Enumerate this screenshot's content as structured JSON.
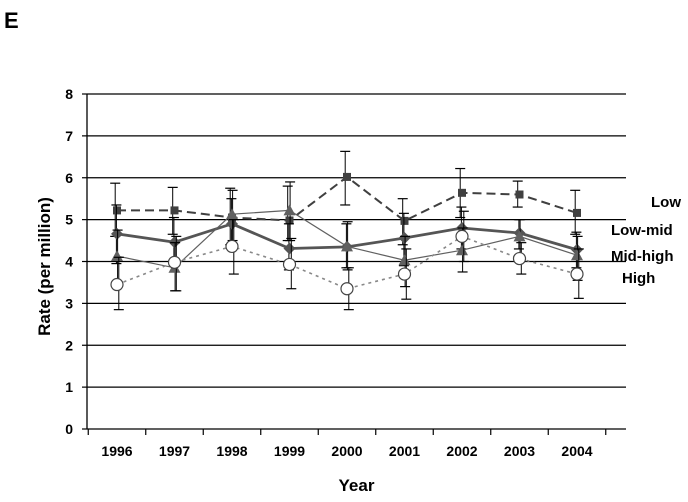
{
  "panel_label": "E",
  "chart_data": {
    "type": "line",
    "title": "",
    "xlabel": "Year",
    "ylabel": "Rate (per million)",
    "categories": [
      "1996",
      "1997",
      "1998",
      "1999",
      "2000",
      "2001",
      "2002",
      "2003",
      "2004"
    ],
    "ylim": [
      0,
      8
    ],
    "yticks": [
      "0",
      "1",
      "2",
      "3",
      "4",
      "5",
      "6",
      "7",
      "8"
    ],
    "grid": "horizontal",
    "legend_placement": "right (labels placed beside line ends)",
    "series": [
      {
        "name": "Low",
        "style": "dashed",
        "marker": "square",
        "color": "#404040",
        "values": [
          5.22,
          5.22,
          5.05,
          4.98,
          6.02,
          4.97,
          5.64,
          5.6,
          5.16
        ],
        "err_low": [
          4.6,
          4.65,
          4.4,
          4.5,
          5.35,
          4.4,
          5.05,
          5.3,
          4.65
        ],
        "err_high": [
          5.87,
          5.77,
          5.75,
          5.8,
          6.63,
          5.5,
          6.22,
          5.92,
          5.7
        ]
      },
      {
        "name": "Low-mid",
        "style": "solid-thick",
        "marker": "diamond",
        "color": "#555555",
        "values": [
          4.66,
          4.46,
          4.9,
          4.31,
          4.35,
          4.56,
          4.8,
          4.68,
          4.28
        ],
        "err_low": [
          3.95,
          3.9,
          4.35,
          3.8,
          3.85,
          3.9,
          4.3,
          4.3,
          3.85
        ],
        "err_high": [
          5.35,
          5.05,
          5.5,
          4.9,
          4.9,
          5.15,
          5.3,
          5.0,
          4.7
        ]
      },
      {
        "name": "Mid-high",
        "style": "solid-thin",
        "marker": "triangle",
        "color": "#606060",
        "values": [
          4.13,
          3.85,
          5.13,
          5.22,
          4.36,
          4.03,
          4.27,
          4.6,
          4.15
        ],
        "err_low": [
          3.5,
          3.3,
          4.5,
          4.5,
          3.8,
          3.4,
          3.75,
          4.1,
          3.55
        ],
        "err_high": [
          4.75,
          4.45,
          5.7,
          5.9,
          4.95,
          4.6,
          4.8,
          5.0,
          4.6
        ]
      },
      {
        "name": "High",
        "style": "dotted",
        "marker": "circle-open",
        "color": "#888888",
        "values": [
          3.45,
          3.98,
          4.36,
          3.93,
          3.35,
          3.7,
          4.6,
          4.07,
          3.7
        ],
        "err_low": [
          2.85,
          3.3,
          3.7,
          3.35,
          2.85,
          3.1,
          4.0,
          3.7,
          3.12
        ],
        "err_high": [
          4.1,
          4.6,
          5.0,
          4.55,
          3.85,
          4.3,
          5.2,
          4.45,
          4.3
        ]
      }
    ]
  }
}
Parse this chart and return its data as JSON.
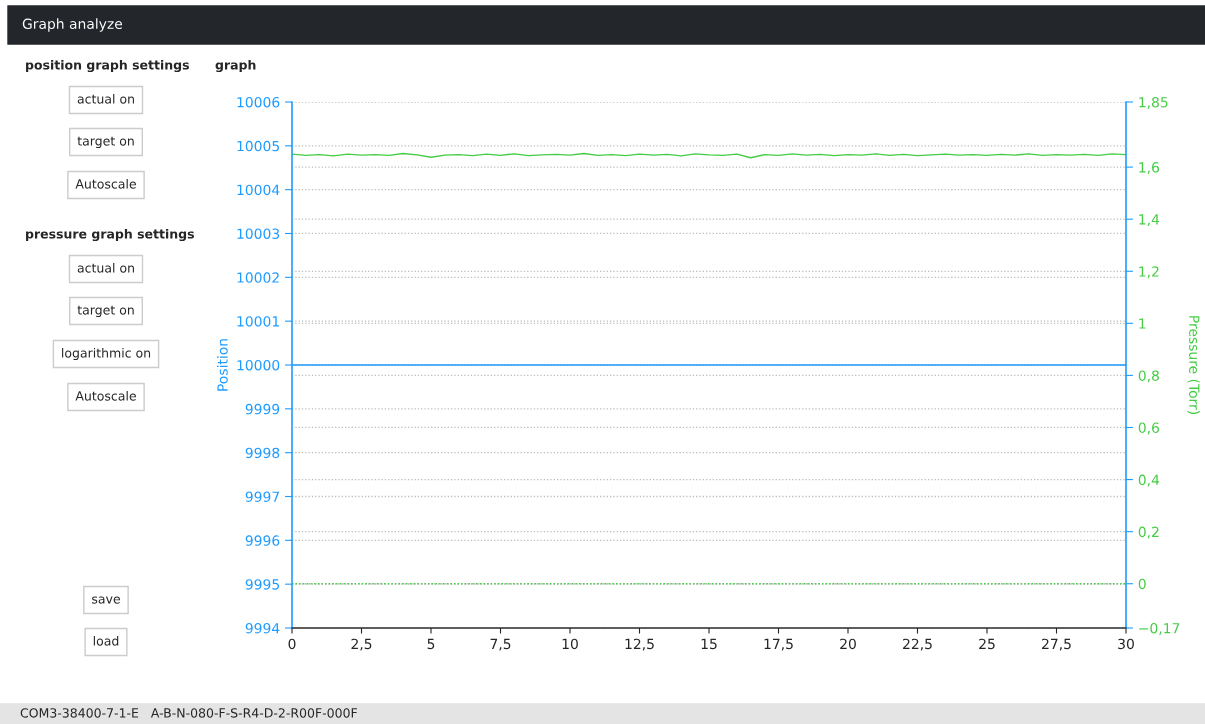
{
  "chart_data": {
    "type": "line",
    "title": "Graph analyze",
    "subtitle": "graph",
    "ylabel": "Position",
    "y2label": "Pressure (Torr)",
    "xlim": [
      0,
      30
    ],
    "xticks": [
      0,
      {
        "value": 2.5,
        "label": "2,5"
      },
      5,
      {
        "value": 7.5,
        "label": "7,5"
      },
      10,
      {
        "value": 12.5,
        "label": "12,5"
      },
      15,
      {
        "value": 17.5,
        "label": "17,5"
      },
      20,
      {
        "value": 22.5,
        "label": "22,5"
      },
      25,
      {
        "value": 27.5,
        "label": "27,5"
      },
      30
    ],
    "ylim": [
      9994,
      10006
    ],
    "yticks": [
      9994,
      9995,
      9996,
      9997,
      9998,
      9999,
      10000,
      10001,
      10002,
      10003,
      10004,
      10005,
      10006
    ],
    "y2lim": [
      -0.17,
      1.85
    ],
    "y2ticks": [
      {
        "value": -0.17,
        "label": "−0,17"
      },
      0,
      {
        "value": 0.2,
        "label": "0,2"
      },
      {
        "value": 0.4,
        "label": "0,4"
      },
      {
        "value": 0.6,
        "label": "0,6"
      },
      {
        "value": 0.8,
        "label": "0,8"
      },
      1,
      {
        "value": 1.2,
        "label": "1,2"
      },
      {
        "value": 1.4,
        "label": "1,4"
      },
      {
        "value": 1.6,
        "label": "1,6"
      },
      {
        "value": 1.85,
        "label": "1,85"
      }
    ],
    "grid": "y",
    "legend": false,
    "marker": "none",
    "line_style": "solid",
    "ref_lines": [
      {
        "axis": "y2",
        "value": 0,
        "color": "#44cc44",
        "line_style": "dotted"
      }
    ],
    "series": [
      {
        "color": "#1e9bff",
        "x": [
          0,
          30
        ],
        "values": [
          10000,
          10000
        ]
      },
      {
        "color": "#44cc44",
        "axis": "y2",
        "x": [
          0,
          0.5,
          1,
          1.5,
          2,
          2.5,
          3,
          3.5,
          4,
          4.5,
          5,
          5.5,
          6,
          6.5,
          7,
          7.5,
          8,
          8.5,
          9,
          9.5,
          10,
          10.5,
          11,
          11.5,
          12,
          12.5,
          13,
          13.5,
          14,
          14.5,
          15,
          15.5,
          16,
          16.5,
          17,
          17.5,
          18,
          18.5,
          19,
          19.5,
          20,
          20.5,
          21,
          21.5,
          22,
          22.5,
          23,
          23.5,
          24,
          24.5,
          25,
          25.5,
          26,
          26.5,
          27,
          27.5,
          28,
          28.5,
          29,
          29.5,
          30
        ],
        "values": [
          1.65,
          1.645,
          1.648,
          1.643,
          1.65,
          1.646,
          1.648,
          1.645,
          1.652,
          1.647,
          1.638,
          1.646,
          1.648,
          1.644,
          1.65,
          1.645,
          1.651,
          1.644,
          1.647,
          1.649,
          1.646,
          1.652,
          1.645,
          1.648,
          1.644,
          1.65,
          1.646,
          1.649,
          1.643,
          1.651,
          1.647,
          1.645,
          1.65,
          1.636,
          1.648,
          1.645,
          1.651,
          1.646,
          1.649,
          1.644,
          1.648,
          1.646,
          1.651,
          1.645,
          1.649,
          1.644,
          1.647,
          1.65,
          1.646,
          1.648,
          1.645,
          1.649,
          1.646,
          1.651,
          1.645,
          1.648,
          1.646,
          1.649,
          1.645,
          1.651,
          1.648
        ]
      }
    ],
    "annotations": [
      "position graph settings",
      "actual on",
      "target on",
      "Autoscale",
      "pressure graph settings",
      "actual on",
      "target on",
      "logarithmic on",
      "Autoscale",
      "save",
      "load",
      "COM3-38400-7-1-E   A-B-N-080-F-S-R4-D-2-R00F-000F"
    ]
  }
}
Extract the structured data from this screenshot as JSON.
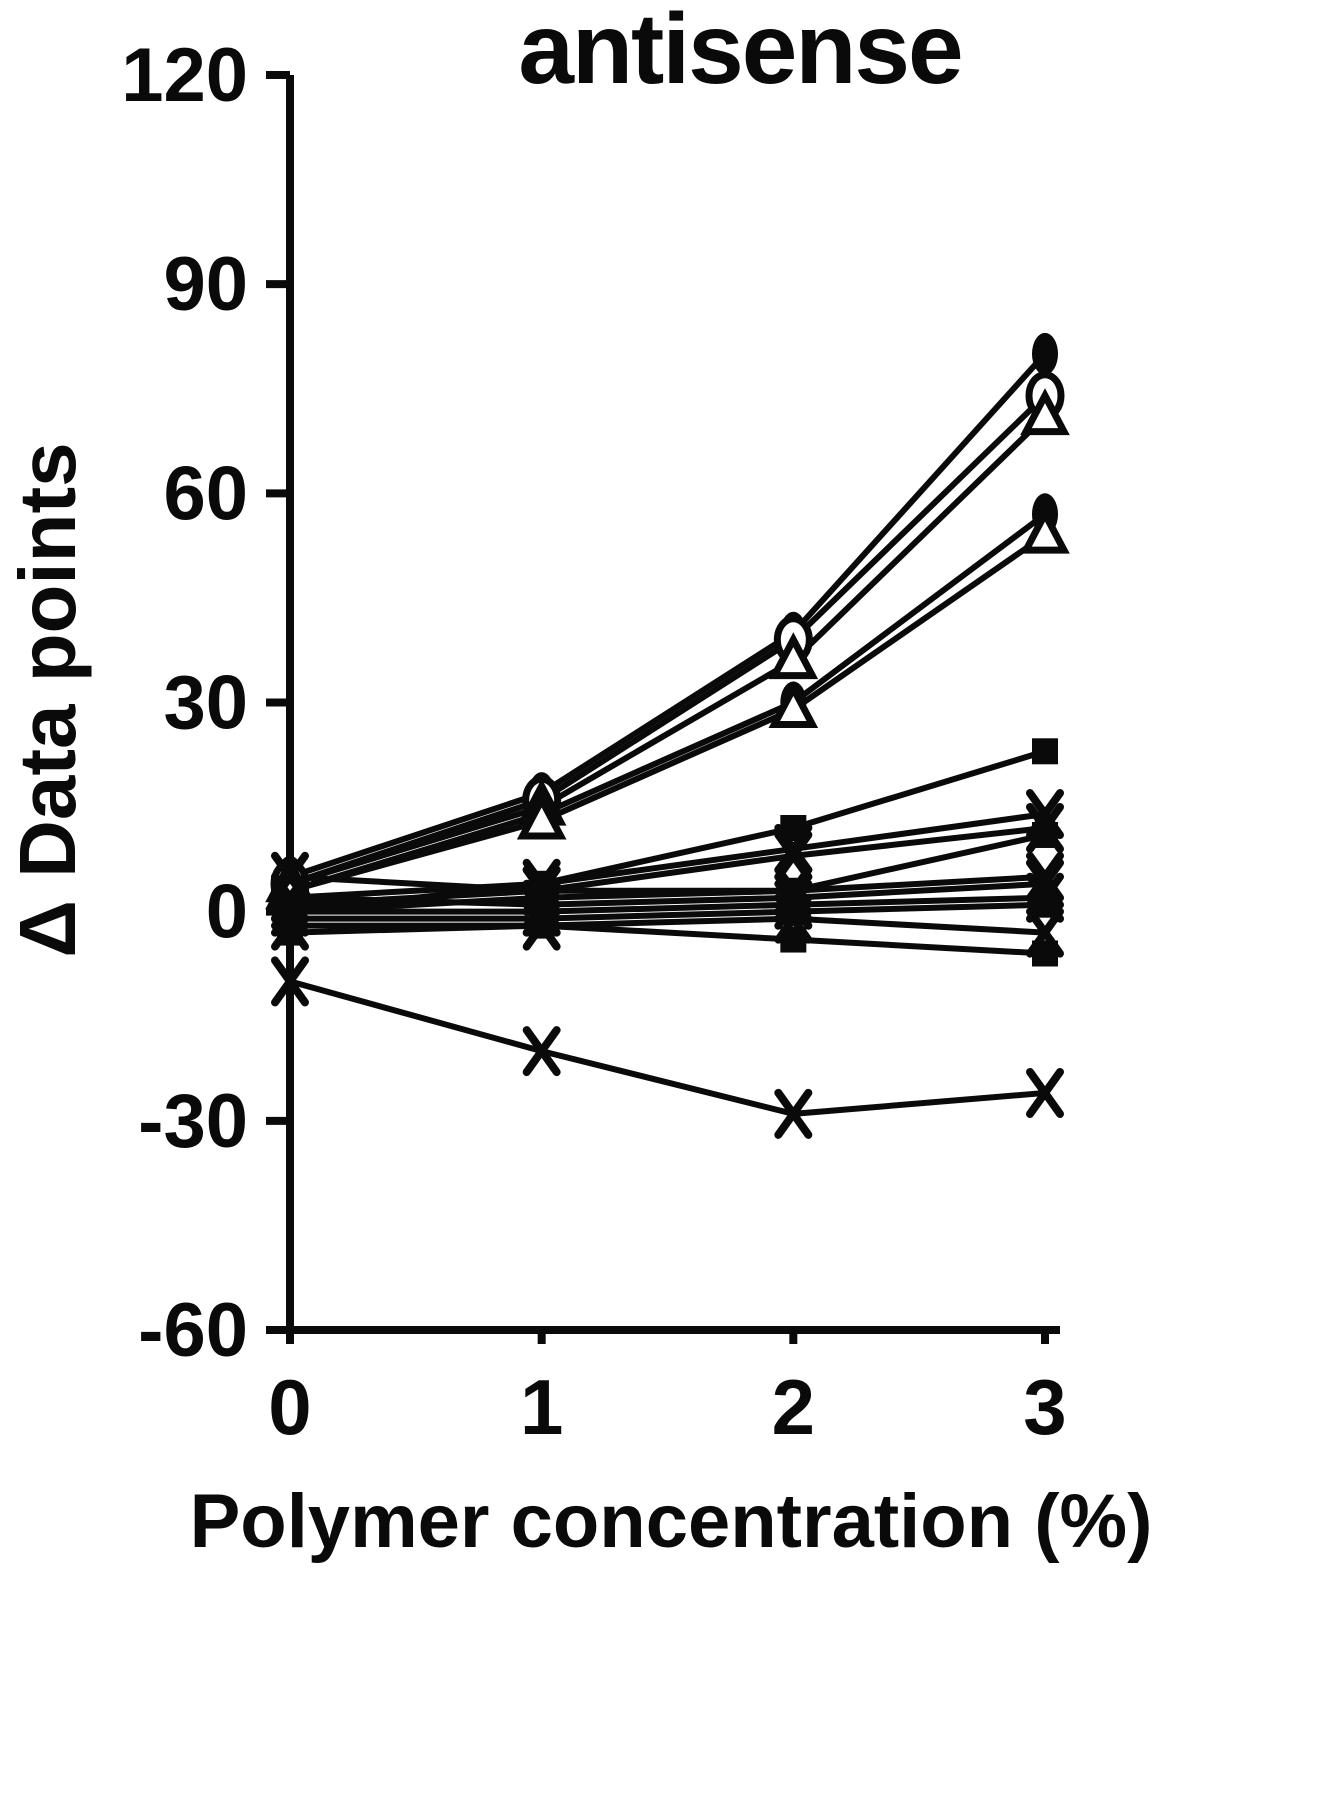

· · ·

From the records above, copy every line that holds the word "structured".

**Exercise answer**.
Enumerate this screenshot's content as structured JSON.
Extract the structured data from this screenshot as JSON.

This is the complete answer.